» **Exercise objective**: Report the number of lines in these entries that contain "Technology". Write only the number.

(Entries taken from a collection)
Start

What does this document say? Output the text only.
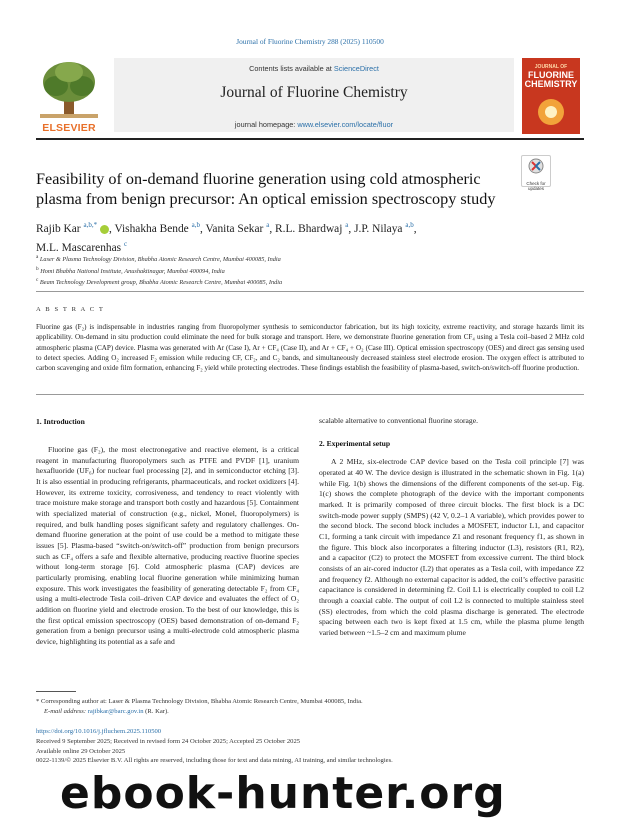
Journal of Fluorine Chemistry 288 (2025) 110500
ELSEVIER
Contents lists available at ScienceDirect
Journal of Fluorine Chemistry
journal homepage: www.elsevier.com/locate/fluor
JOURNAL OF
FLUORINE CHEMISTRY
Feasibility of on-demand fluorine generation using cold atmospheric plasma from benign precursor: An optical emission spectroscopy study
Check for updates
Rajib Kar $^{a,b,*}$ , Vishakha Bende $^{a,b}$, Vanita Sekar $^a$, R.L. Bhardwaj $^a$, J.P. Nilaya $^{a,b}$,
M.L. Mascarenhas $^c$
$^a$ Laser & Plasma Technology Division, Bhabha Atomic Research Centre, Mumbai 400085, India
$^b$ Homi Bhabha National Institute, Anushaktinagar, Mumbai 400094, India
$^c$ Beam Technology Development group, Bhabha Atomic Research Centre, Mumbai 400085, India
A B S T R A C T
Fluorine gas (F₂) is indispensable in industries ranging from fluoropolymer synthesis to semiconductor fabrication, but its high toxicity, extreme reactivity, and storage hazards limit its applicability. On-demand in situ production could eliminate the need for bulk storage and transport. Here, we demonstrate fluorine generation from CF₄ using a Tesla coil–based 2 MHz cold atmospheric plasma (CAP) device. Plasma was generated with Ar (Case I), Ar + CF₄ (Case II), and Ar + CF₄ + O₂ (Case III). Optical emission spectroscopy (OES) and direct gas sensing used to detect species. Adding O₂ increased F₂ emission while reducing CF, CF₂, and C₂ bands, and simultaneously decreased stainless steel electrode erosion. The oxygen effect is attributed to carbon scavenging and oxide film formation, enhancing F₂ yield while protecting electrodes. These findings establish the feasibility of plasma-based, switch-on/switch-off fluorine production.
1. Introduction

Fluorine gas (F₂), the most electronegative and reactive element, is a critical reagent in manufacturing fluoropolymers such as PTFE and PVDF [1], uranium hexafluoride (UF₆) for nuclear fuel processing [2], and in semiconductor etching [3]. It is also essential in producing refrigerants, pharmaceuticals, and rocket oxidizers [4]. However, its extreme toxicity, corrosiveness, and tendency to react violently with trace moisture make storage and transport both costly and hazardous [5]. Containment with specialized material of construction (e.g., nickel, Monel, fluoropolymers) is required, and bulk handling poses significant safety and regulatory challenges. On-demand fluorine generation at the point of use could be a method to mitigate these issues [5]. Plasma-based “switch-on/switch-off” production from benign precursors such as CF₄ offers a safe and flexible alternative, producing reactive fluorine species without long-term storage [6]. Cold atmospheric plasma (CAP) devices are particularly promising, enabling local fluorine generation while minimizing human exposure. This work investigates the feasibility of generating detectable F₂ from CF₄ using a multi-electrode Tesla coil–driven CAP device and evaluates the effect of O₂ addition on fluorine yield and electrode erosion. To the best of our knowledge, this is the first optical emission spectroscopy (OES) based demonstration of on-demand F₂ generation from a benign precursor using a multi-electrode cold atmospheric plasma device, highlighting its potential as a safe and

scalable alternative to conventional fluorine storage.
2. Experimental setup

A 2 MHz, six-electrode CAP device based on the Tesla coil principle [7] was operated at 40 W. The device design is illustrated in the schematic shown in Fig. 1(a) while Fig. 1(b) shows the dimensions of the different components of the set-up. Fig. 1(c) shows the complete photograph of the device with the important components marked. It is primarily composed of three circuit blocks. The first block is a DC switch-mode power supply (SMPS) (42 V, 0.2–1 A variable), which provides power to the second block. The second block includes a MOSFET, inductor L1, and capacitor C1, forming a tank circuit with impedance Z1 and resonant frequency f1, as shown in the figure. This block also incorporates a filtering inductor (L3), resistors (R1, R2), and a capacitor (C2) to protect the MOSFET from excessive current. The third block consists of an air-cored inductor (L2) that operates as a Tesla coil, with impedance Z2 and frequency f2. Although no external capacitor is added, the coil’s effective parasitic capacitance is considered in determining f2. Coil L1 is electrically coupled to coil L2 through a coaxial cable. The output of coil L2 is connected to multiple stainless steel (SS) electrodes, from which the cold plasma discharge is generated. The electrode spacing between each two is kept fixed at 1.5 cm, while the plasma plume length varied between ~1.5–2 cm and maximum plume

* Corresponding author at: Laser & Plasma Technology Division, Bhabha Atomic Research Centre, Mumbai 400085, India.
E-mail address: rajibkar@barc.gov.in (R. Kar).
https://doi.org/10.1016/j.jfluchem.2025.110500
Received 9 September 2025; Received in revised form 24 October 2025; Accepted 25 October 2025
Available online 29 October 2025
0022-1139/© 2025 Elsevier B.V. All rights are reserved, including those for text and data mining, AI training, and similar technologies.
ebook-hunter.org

End

» **Reply**: 3